▸ Task details: Give the material once more, word for word, without any images.

▸ Entries provided:
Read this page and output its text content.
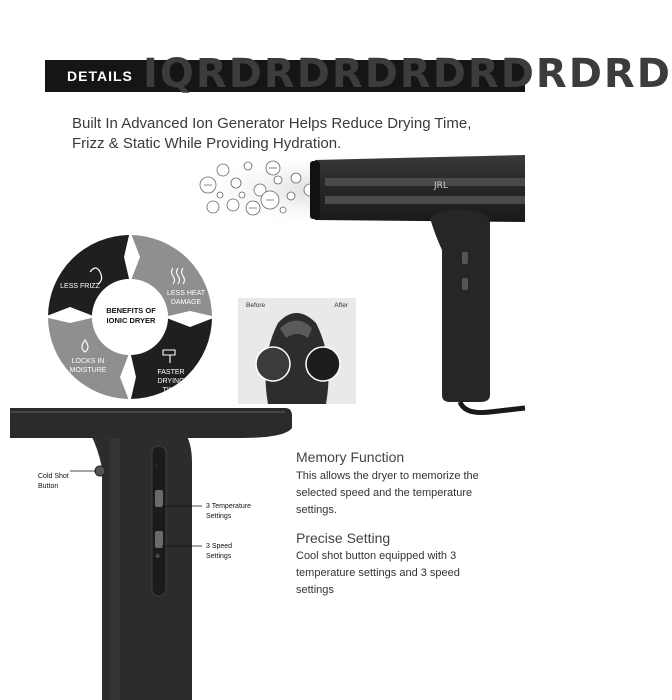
IQRDRDRDRDRDRDRD
DETAILS
Built In Advanced Ion Generator Helps Reduce Drying Time, Frizz & Static While Providing Hydration.
JRL
LESS FRIZZ
LESS HEAT DAMAGE
FASTER DRYING TIME
LOCKS IN MOISTURE
BENEFITS OF IONIC DRYER
Before	After
◦
✲
Cold Shot Button
3 Temperature Settings
3 Speed Settings
Memory Function
This allows the dryer to memorize the selected speed and the temperature settings.
Precise Setting
Cool shot button equipped with 3 temperature settings and 3 speed settings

▸ Task solution:
Read this page and output its text content.
IQRDRDRDRDRDRDRD
DETAILS
Built In Advanced Ion Generator Helps Reduce Drying Time, Frizz & Static While Providing Hydration.
JRL
LESS FRIZZ
LESS HEAT DAMAGE
FASTER DRYING TIME
LOCKS IN MOISTURE
BENEFITS OF IONIC DRYER
Before	After
◦
✲
Cold Shot Button
3 Temperature Settings
3 Speed Settings
Memory Function
This allows the dryer to memorize the selected speed and the temperature settings.
Precise Setting
Cool shot button equipped with 3 temperature settings and 3 speed settings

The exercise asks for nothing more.